[START DATA LISTING]

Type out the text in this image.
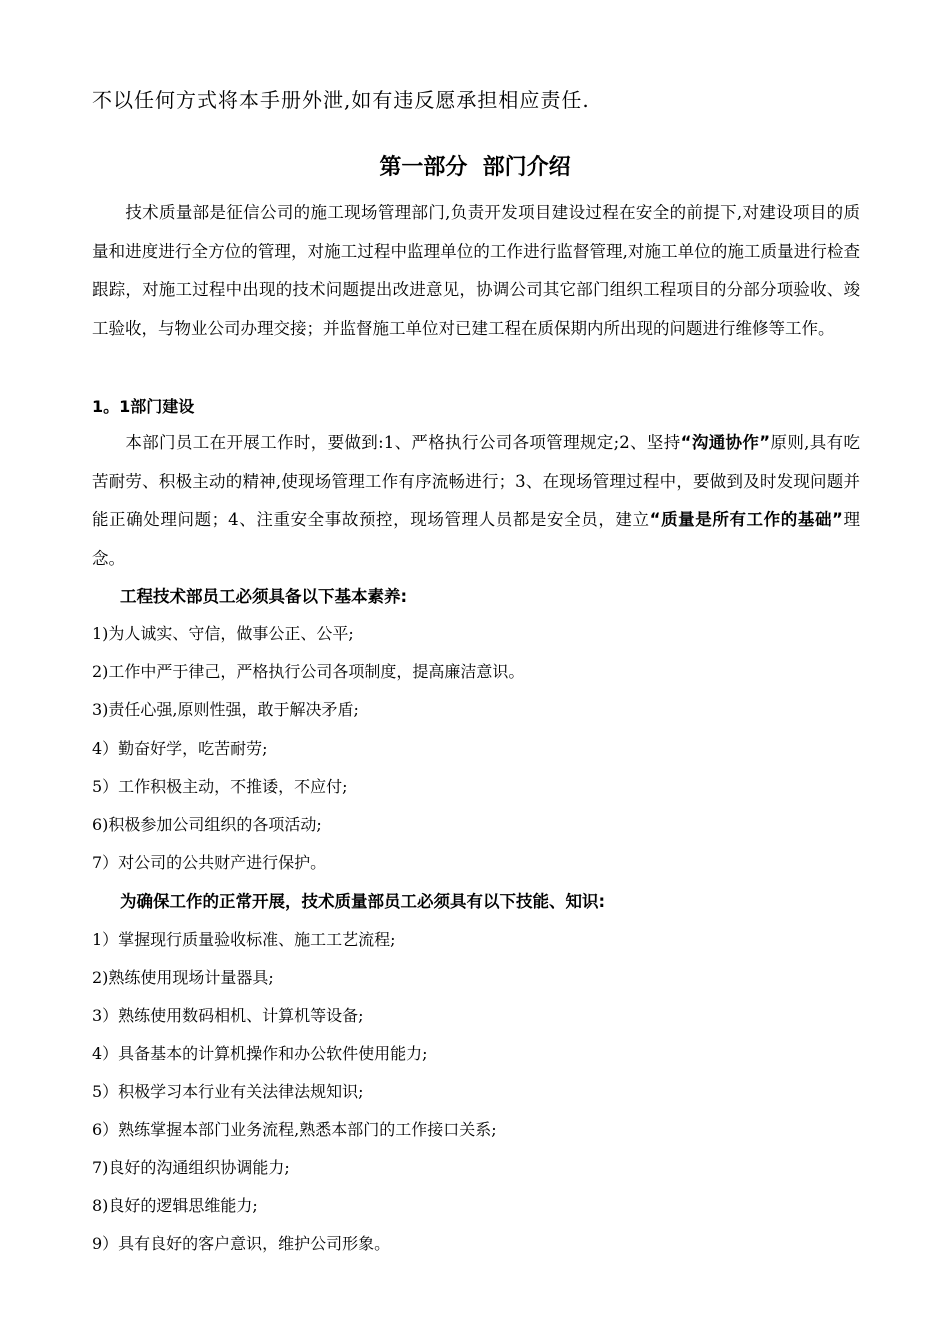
不以任何方式将本手册外泄,如有违反愿承担相应责任.
第一部分  部门介绍
技术质量部是征信公司的施工现场管理部门,负责开发项目建设过程在安全的前提下,对建设项目的质量和进度进行全方位的管理，对施工过程中监理单位的工作进行监督管理,对施工单位的施工质量进行检查跟踪，对施工过程中出现的技术问题提出改进意见，协调公司其它部门组织工程项目的分部分项验收、竣工验收，与物业公司办理交接；并监督施工单位对已建工程在质保期内所出现的问题进行维修等工作。
1。1部门建设
本部门员工在开展工作时，要做到:1、严格执行公司各项管理规定;2、坚持“沟通协作”原则,具有吃苦耐劳、积极主动的精神,使现场管理工作有序流畅进行；3、在现场管理过程中，要做到及时发现问题并能正确处理问题；4、注重安全事故预控，现场管理人员都是安全员，建立“质量是所有工作的基础”理念。
工程技术部员工必须具备以下基本素养:
1)为人诚实、守信，做事公正、公平;
2)工作中严于律己，严格执行公司各项制度，提高廉洁意识。
3)责任心强,原则性强，敢于解决矛盾;
4）勤奋好学，吃苦耐劳;
5）工作积极主动，不推诿，不应付;
6)积极参加公司组织的各项活动;
7）对公司的公共财产进行保护。
为确保工作的正常开展，技术质量部员工必须具有以下技能、知识:
1）掌握现行质量验收标准、施工工艺流程;
2)熟练使用现场计量器具;
3）熟练使用数码相机、计算机等设备;
4）具备基本的计算机操作和办公软件使用能力;
5）积极学习本行业有关法律法规知识;
6）熟练掌握本部门业务流程,熟悉本部门的工作接口关系;
7)良好的沟通组织协调能力;
8)良好的逻辑思维能力;
9）具有良好的客户意识，维护公司形象。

[END DATA LISTING]

** PROBLEM DESCRIPTION **
Pictures in the records above are left out; print everything else exactly as written.

** ANSWER TO THE PROBLEM **
Type out the text in this image.
不以任何方式将本手册外泄,如有违反愿承担相应责任.
第一部分  部门介绍
技术质量部是征信公司的施工现场管理部门,负责开发项目建设过程在安全的前提下,对建设项目的质量和进度进行全方位的管理，对施工过程中监理单位的工作进行监督管理,对施工单位的施工质量进行检查跟踪，对施工过程中出现的技术问题提出改进意见，协调公司其它部门组织工程项目的分部分项验收、竣工验收，与物业公司办理交接；并监督施工单位对已建工程在质保期内所出现的问题进行维修等工作。
1。1部门建设
本部门员工在开展工作时，要做到:1、严格执行公司各项管理规定;2、坚持“沟通协作”原则,具有吃苦耐劳、积极主动的精神,使现场管理工作有序流畅进行；3、在现场管理过程中，要做到及时发现问题并能正确处理问题；4、注重安全事故预控，现场管理人员都是安全员，建立“质量是所有工作的基础”理念。
工程技术部员工必须具备以下基本素养:
1)为人诚实、守信，做事公正、公平;
2)工作中严于律己，严格执行公司各项制度，提高廉洁意识。
3)责任心强,原则性强，敢于解决矛盾;
4）勤奋好学，吃苦耐劳;
5）工作积极主动，不推诿，不应付;
6)积极参加公司组织的各项活动;
7）对公司的公共财产进行保护。
为确保工作的正常开展，技术质量部员工必须具有以下技能、知识:
1）掌握现行质量验收标准、施工工艺流程;
2)熟练使用现场计量器具;
3）熟练使用数码相机、计算机等设备;
4）具备基本的计算机操作和办公软件使用能力;
5）积极学习本行业有关法律法规知识;
6）熟练掌握本部门业务流程,熟悉本部门的工作接口关系;
7)良好的沟通组织协调能力;
8)良好的逻辑思维能力;
9）具有良好的客户意识，维护公司形象。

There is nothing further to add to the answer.